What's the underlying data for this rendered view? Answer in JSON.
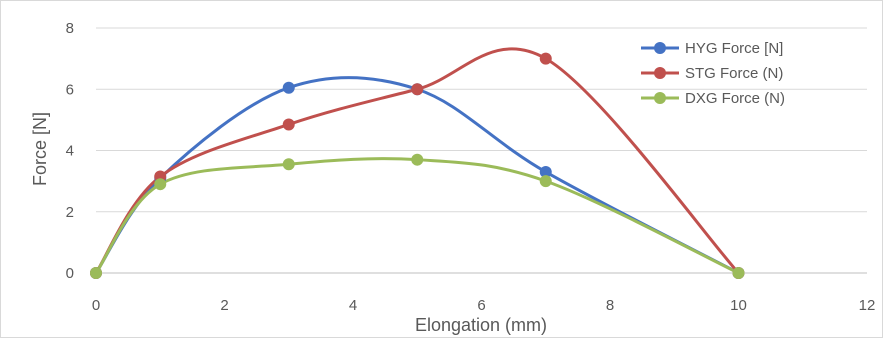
{
  "chart_data": {
    "type": "line",
    "smooth": true,
    "xlabel": "Elongation (mm)",
    "ylabel": "Force [N]",
    "xlim": [
      0,
      12
    ],
    "ylim": [
      0,
      8
    ],
    "xticks": [
      0,
      2,
      4,
      6,
      8,
      10,
      12
    ],
    "yticks": [
      0,
      2,
      4,
      6,
      8
    ],
    "grid": {
      "horizontal": true,
      "vertical": false
    },
    "legend_position": "top-right",
    "series": [
      {
        "name": "HYG Force [N]",
        "color": "#4472c4",
        "x": [
          0,
          1,
          3,
          5,
          7,
          10
        ],
        "y": [
          0,
          3.1,
          6.05,
          6.0,
          3.3,
          0
        ]
      },
      {
        "name": "STG Force (N)",
        "color": "#c0504d",
        "x": [
          0,
          1,
          3,
          5,
          7,
          10
        ],
        "y": [
          0,
          3.15,
          4.85,
          6.0,
          7.0,
          0
        ]
      },
      {
        "name": "DXG Force (N)",
        "color": "#9bbb59",
        "x": [
          0,
          1,
          3,
          5,
          7,
          10
        ],
        "y": [
          0,
          2.9,
          3.55,
          3.7,
          3.0,
          0
        ]
      }
    ]
  }
}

::::::::

REQUEST =
Each line of the material must be retyped exactly, except that images are omitted.

ANSWER BELOW =
What's the underlying data for this rendered view? Answer in JSON.
{
  "chart_data": {
    "type": "line",
    "smooth": true,
    "xlabel": "Elongation (mm)",
    "ylabel": "Force [N]",
    "xlim": [
      0,
      12
    ],
    "ylim": [
      0,
      8
    ],
    "xticks": [
      0,
      2,
      4,
      6,
      8,
      10,
      12
    ],
    "yticks": [
      0,
      2,
      4,
      6,
      8
    ],
    "grid": {
      "horizontal": true,
      "vertical": false
    },
    "legend_position": "top-right",
    "series": [
      {
        "name": "HYG Force [N]",
        "color": "#4472c4",
        "x": [
          0,
          1,
          3,
          5,
          7,
          10
        ],
        "y": [
          0,
          3.1,
          6.05,
          6.0,
          3.3,
          0
        ]
      },
      {
        "name": "STG Force (N)",
        "color": "#c0504d",
        "x": [
          0,
          1,
          3,
          5,
          7,
          10
        ],
        "y": [
          0,
          3.15,
          4.85,
          6.0,
          7.0,
          0
        ]
      },
      {
        "name": "DXG Force (N)",
        "color": "#9bbb59",
        "x": [
          0,
          1,
          3,
          5,
          7,
          10
        ],
        "y": [
          0,
          2.9,
          3.55,
          3.7,
          3.0,
          0
        ]
      }
    ]
  }
}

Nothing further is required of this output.